**Task directions**
Reproduce each line of the listing exactly.

————————

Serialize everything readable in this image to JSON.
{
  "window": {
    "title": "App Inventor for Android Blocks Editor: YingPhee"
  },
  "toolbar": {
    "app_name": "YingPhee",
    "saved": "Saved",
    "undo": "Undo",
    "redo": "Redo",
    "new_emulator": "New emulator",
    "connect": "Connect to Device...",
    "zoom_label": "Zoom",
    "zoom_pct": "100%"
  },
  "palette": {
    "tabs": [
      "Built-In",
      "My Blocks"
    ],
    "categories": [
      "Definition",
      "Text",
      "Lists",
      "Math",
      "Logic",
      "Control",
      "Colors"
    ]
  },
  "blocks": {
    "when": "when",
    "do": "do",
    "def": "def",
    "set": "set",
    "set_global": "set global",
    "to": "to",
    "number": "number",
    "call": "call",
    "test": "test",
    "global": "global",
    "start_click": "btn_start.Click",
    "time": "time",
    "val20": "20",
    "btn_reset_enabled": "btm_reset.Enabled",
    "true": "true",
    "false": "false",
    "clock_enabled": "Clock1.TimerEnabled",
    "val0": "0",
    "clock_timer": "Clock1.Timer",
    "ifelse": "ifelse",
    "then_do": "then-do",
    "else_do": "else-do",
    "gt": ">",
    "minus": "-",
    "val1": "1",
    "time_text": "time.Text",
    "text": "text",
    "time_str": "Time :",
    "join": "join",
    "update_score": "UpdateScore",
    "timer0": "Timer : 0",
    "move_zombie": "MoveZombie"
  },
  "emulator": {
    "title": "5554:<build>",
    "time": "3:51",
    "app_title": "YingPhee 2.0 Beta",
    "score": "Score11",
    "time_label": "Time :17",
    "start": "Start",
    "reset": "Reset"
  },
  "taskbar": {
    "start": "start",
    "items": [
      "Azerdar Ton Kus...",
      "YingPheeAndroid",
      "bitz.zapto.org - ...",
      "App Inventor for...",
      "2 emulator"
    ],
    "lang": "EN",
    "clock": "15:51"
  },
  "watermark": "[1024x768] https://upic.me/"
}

————————

**Full output**
Serialize everything readable in this image to JSON.
{
  "window": {
    "title": "App Inventor for Android Blocks Editor: YingPhee"
  },
  "toolbar": {
    "app_name": "YingPhee",
    "saved": "Saved",
    "undo": "Undo",
    "redo": "Redo",
    "new_emulator": "New emulator",
    "connect": "Connect to Device...",
    "zoom_label": "Zoom",
    "zoom_pct": "100%"
  },
  "palette": {
    "tabs": [
      "Built-In",
      "My Blocks"
    ],
    "categories": [
      "Definition",
      "Text",
      "Lists",
      "Math",
      "Logic",
      "Control",
      "Colors"
    ]
  },
  "blocks": {
    "when": "when",
    "do": "do",
    "def": "def",
    "set": "set",
    "set_global": "set global",
    "to": "to",
    "number": "number",
    "call": "call",
    "test": "test",
    "global": "global",
    "start_click": "btn_start.Click",
    "time": "time",
    "val20": "20",
    "btn_reset_enabled": "btm_reset.Enabled",
    "true": "true",
    "false": "false",
    "clock_enabled": "Clock1.TimerEnabled",
    "val0": "0",
    "clock_timer": "Clock1.Timer",
    "ifelse": "ifelse",
    "then_do": "then-do",
    "else_do": "else-do",
    "gt": ">",
    "minus": "-",
    "val1": "1",
    "time_text": "time.Text",
    "text": "text",
    "time_str": "Time :",
    "join": "join",
    "update_score": "UpdateScore",
    "timer0": "Timer : 0",
    "move_zombie": "MoveZombie"
  },
  "emulator": {
    "title": "5554:<build>",
    "time": "3:51",
    "app_title": "YingPhee 2.0 Beta",
    "score": "Score11",
    "time_label": "Time :17",
    "start": "Start",
    "reset": "Reset"
  },
  "taskbar": {
    "start": "start",
    "items": [
      "Azerdar Ton Kus...",
      "YingPheeAndroid",
      "bitz.zapto.org - ...",
      "App Inventor for...",
      "2 emulator"
    ],
    "lang": "EN",
    "clock": "15:51"
  },
  "watermark": "[1024x768] https://upic.me/"
}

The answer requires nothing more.